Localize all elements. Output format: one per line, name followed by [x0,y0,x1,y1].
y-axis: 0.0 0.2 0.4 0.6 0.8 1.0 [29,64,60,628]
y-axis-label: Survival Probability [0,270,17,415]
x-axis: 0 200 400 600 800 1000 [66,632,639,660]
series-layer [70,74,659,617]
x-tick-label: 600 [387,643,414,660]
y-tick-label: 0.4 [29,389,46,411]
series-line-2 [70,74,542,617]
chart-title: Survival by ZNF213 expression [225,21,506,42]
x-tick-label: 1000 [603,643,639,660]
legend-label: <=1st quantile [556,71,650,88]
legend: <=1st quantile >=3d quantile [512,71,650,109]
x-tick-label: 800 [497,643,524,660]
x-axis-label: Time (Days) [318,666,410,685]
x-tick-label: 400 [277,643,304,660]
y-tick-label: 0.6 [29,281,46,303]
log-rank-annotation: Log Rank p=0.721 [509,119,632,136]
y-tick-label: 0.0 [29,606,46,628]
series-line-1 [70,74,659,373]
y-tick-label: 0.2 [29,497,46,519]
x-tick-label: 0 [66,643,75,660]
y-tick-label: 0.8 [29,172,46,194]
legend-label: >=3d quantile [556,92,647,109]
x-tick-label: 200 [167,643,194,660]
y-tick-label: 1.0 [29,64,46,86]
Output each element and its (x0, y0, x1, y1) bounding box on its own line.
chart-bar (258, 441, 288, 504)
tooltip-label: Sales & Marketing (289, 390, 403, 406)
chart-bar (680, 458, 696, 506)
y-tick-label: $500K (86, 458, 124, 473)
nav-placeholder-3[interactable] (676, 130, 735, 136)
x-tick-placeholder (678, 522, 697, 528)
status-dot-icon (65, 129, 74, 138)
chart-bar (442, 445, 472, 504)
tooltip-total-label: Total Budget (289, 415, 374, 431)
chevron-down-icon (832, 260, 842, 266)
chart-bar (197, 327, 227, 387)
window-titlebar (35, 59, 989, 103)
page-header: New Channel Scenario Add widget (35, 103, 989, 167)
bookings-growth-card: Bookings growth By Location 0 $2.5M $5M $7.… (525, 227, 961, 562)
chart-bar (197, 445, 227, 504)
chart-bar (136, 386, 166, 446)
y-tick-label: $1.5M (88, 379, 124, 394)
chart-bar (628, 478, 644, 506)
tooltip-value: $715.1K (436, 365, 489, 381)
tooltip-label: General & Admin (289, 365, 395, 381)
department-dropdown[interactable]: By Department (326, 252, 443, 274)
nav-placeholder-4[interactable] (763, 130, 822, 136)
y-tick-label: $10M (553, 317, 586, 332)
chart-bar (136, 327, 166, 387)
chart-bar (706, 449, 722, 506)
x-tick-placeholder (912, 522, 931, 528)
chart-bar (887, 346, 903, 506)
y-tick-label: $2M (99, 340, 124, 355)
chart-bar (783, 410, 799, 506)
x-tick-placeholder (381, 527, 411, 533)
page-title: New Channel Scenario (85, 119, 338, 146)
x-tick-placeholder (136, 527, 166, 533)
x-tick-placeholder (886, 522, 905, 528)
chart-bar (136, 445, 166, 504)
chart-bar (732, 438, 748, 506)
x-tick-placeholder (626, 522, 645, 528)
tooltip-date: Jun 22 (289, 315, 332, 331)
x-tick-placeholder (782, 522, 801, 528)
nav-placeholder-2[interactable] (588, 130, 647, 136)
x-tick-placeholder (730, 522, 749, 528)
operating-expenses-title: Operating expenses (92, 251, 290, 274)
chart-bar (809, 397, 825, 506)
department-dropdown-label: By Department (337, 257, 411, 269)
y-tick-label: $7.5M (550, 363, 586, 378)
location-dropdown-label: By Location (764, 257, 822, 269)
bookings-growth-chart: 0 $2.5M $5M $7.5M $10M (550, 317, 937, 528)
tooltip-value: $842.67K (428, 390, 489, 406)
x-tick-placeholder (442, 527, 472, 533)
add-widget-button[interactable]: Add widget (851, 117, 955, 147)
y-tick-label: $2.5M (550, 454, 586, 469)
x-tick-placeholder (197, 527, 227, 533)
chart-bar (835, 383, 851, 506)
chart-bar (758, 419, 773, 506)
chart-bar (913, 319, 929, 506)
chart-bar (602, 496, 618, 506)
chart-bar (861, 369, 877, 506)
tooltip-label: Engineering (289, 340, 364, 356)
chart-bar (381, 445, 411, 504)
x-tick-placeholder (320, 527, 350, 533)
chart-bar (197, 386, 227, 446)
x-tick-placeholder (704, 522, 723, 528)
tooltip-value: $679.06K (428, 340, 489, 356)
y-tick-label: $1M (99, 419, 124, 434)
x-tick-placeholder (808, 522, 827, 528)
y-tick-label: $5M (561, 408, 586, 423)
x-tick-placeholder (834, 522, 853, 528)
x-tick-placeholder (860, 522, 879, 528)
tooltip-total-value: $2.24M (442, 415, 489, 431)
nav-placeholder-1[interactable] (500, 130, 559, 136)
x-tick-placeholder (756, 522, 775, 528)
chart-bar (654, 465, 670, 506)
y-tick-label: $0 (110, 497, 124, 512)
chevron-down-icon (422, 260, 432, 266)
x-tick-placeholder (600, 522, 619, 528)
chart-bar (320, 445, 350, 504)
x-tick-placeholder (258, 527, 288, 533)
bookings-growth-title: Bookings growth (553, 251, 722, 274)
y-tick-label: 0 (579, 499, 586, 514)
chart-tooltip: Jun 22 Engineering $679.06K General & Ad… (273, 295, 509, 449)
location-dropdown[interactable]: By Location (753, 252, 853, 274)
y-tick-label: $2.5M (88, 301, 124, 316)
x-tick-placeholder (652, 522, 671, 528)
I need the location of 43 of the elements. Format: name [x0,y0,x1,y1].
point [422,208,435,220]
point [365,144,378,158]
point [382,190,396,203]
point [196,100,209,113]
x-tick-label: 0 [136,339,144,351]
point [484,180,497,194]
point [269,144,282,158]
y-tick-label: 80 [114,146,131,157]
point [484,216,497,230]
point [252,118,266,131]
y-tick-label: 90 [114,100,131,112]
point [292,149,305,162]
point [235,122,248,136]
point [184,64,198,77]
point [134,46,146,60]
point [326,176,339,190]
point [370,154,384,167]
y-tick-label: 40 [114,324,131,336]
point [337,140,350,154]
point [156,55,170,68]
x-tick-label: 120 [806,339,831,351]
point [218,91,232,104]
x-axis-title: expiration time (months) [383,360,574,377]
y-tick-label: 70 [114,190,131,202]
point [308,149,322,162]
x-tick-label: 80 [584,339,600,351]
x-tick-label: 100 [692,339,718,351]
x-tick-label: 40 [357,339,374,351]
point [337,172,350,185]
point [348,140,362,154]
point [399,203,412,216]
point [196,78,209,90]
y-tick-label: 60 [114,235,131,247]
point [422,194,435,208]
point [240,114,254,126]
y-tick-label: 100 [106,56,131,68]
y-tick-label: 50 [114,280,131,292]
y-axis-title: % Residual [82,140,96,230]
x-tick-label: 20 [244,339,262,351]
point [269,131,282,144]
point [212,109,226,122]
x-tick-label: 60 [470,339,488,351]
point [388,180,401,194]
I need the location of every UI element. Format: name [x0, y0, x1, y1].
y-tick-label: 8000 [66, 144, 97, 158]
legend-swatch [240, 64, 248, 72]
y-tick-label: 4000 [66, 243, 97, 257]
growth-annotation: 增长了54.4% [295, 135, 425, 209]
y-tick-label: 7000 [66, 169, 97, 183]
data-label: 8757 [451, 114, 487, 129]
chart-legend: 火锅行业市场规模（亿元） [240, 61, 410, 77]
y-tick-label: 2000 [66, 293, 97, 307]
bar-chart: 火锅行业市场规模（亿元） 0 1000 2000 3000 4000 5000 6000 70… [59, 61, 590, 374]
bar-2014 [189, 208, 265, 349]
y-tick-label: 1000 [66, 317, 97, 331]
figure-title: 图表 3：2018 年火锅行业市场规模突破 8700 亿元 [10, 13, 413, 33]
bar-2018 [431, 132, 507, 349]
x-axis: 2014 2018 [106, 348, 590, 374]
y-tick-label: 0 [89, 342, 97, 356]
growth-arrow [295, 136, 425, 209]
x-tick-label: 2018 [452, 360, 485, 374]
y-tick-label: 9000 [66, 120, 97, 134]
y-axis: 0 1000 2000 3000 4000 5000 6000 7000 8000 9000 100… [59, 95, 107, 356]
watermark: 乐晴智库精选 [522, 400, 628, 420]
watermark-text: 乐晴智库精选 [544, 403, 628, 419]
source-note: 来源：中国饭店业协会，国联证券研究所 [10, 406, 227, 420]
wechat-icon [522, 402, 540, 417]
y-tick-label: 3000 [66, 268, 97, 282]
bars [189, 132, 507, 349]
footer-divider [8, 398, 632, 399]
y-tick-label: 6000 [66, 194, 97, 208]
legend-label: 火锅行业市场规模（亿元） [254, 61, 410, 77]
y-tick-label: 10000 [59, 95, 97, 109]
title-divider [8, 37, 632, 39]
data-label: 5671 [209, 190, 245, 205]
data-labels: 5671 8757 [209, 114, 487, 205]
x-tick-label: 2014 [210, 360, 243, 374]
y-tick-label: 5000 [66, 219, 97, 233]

----------------

从材料开头起，到包含"chart-title: Survival by"的那一行止，将这些行中的"series-layer"更新为"plot-layer"，其余不变，只重新写出这几行。

» 练习解答
Localize all elements. Output format: one per line, name followed by [x0,y0,x1,y1].
y-axis: 0.0 0.2 0.4 0.6 0.8 1.0 [29,64,60,628]
y-axis-label: Survival Probability [0,270,17,415]
x-axis: 0 200 400 600 800 1000 [66,632,639,660]
plot-layer [70,74,659,617]
x-tick-label: 600 [387,643,414,660]
y-tick-label: 0.4 [29,389,46,411]
series-line-2 [70,74,542,617]
chart-title: Survival by ZNF213 expression [225,21,506,42]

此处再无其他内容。